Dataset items
============================================================
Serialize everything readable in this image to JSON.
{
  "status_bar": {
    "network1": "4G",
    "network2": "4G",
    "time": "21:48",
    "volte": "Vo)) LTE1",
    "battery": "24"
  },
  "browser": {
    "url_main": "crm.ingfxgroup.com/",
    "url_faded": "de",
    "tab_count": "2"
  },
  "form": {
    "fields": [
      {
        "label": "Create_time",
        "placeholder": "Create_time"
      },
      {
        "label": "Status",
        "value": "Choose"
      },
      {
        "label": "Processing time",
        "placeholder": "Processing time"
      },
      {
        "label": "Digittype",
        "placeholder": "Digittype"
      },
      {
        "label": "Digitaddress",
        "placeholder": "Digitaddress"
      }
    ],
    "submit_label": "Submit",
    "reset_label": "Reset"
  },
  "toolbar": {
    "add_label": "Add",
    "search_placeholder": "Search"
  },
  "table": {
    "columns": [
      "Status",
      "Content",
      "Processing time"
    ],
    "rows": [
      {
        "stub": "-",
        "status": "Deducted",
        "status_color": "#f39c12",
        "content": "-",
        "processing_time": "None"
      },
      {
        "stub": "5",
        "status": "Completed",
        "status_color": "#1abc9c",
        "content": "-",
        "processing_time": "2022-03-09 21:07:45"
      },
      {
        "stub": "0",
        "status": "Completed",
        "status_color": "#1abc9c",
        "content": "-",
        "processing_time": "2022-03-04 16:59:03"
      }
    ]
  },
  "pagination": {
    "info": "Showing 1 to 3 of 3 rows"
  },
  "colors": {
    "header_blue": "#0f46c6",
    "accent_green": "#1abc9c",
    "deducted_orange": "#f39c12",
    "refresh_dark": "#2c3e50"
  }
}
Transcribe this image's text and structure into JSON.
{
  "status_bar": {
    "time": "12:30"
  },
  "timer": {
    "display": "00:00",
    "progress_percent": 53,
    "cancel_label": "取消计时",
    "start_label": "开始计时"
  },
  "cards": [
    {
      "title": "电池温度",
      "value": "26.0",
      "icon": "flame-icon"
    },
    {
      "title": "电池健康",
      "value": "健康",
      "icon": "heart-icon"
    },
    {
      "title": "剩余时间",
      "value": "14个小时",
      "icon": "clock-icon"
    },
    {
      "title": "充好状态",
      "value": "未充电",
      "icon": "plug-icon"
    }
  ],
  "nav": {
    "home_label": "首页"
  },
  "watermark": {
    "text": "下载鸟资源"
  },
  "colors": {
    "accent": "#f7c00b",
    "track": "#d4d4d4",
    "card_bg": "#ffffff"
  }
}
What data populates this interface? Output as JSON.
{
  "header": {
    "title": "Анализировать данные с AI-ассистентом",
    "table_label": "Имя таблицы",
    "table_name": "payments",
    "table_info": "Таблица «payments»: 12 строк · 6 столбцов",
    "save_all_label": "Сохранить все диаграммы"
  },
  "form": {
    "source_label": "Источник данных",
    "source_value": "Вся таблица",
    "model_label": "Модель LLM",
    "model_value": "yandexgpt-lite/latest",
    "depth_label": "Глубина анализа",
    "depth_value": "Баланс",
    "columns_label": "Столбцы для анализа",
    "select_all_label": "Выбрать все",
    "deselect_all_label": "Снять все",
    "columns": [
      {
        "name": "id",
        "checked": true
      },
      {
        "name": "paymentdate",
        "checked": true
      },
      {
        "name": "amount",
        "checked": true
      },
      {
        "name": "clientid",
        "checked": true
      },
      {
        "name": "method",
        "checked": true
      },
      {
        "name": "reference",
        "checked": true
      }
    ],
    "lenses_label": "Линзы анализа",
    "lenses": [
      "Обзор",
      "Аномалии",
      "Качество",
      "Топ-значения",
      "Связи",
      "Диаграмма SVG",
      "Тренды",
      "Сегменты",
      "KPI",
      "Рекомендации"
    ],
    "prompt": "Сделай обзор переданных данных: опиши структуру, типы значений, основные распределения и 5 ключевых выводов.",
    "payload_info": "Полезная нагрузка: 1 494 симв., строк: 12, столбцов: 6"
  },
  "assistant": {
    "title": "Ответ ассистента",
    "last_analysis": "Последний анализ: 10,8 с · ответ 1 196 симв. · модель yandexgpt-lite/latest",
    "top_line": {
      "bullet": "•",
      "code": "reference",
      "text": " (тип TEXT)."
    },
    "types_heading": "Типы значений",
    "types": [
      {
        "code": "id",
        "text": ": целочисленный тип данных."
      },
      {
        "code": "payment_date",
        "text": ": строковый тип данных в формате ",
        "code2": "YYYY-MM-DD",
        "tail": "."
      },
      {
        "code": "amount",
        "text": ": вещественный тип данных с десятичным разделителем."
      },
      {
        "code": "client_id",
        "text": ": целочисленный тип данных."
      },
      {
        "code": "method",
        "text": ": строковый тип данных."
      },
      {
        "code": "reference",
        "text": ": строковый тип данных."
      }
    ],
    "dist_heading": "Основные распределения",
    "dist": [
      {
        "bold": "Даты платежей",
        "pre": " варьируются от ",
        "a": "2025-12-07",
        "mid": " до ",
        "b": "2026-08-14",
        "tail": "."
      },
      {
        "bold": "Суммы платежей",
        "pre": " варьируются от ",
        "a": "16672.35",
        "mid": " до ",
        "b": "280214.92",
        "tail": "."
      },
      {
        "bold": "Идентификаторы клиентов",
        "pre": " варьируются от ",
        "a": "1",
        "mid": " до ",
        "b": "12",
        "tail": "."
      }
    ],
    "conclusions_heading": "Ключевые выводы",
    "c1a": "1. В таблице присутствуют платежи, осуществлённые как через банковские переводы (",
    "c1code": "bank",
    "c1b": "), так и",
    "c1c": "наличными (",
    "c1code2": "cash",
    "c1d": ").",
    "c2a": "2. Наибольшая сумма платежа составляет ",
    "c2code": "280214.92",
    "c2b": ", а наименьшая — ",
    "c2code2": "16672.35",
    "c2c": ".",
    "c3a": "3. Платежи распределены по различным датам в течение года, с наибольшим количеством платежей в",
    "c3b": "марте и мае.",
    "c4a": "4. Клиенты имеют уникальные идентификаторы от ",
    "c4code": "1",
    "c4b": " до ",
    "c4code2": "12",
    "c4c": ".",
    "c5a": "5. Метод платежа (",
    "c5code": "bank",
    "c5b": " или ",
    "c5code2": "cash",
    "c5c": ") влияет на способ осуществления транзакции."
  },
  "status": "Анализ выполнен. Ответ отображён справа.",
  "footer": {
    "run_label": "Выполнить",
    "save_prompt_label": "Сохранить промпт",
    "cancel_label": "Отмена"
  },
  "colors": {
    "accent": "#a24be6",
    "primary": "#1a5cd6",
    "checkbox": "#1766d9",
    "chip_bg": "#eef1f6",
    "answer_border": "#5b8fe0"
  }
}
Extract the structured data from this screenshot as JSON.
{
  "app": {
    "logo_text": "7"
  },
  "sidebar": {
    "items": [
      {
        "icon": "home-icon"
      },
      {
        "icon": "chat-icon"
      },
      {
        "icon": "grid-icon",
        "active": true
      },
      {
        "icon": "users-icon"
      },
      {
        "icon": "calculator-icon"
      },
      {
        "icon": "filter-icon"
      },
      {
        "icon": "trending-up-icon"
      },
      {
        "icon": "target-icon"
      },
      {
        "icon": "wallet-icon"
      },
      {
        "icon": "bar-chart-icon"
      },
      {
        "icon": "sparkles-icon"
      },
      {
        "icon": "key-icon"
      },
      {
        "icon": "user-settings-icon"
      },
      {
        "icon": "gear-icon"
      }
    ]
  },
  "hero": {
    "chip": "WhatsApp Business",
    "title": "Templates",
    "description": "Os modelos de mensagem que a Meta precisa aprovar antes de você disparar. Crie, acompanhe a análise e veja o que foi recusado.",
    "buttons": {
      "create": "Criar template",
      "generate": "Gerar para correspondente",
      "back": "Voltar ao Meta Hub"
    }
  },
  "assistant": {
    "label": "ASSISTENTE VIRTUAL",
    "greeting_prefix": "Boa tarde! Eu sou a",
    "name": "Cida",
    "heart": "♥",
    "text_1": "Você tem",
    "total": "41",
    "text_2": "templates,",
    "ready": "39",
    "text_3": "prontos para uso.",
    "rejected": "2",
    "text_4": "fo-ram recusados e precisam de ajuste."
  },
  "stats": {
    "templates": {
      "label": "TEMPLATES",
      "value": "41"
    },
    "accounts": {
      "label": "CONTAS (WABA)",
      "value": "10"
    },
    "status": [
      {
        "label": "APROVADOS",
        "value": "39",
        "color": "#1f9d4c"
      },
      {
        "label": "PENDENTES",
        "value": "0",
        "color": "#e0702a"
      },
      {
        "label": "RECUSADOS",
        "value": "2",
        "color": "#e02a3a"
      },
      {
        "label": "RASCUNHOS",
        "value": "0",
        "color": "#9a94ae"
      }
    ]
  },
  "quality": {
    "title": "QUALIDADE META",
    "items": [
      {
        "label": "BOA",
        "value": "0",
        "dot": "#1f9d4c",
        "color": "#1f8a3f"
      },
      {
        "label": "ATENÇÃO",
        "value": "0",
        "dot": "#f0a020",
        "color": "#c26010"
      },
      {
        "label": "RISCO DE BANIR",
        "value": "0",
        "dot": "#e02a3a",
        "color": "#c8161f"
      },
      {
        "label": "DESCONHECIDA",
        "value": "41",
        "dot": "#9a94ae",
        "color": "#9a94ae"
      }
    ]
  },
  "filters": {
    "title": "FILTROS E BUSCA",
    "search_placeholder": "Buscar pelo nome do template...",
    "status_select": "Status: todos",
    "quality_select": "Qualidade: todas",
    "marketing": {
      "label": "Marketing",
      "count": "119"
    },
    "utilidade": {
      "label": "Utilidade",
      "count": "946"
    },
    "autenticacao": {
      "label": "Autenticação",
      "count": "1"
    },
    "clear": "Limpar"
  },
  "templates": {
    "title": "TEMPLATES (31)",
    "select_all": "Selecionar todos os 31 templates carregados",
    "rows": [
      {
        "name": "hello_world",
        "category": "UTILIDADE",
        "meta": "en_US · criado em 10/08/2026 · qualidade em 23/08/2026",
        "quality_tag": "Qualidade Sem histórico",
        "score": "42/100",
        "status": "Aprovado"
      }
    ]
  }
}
============================================================
**What is expected**.
Copy every line of the records above that holds the word "image".

**Solved problem**.
Serialize everything readable in this image to JSON.
Transcribe this image's text and structure into JSON.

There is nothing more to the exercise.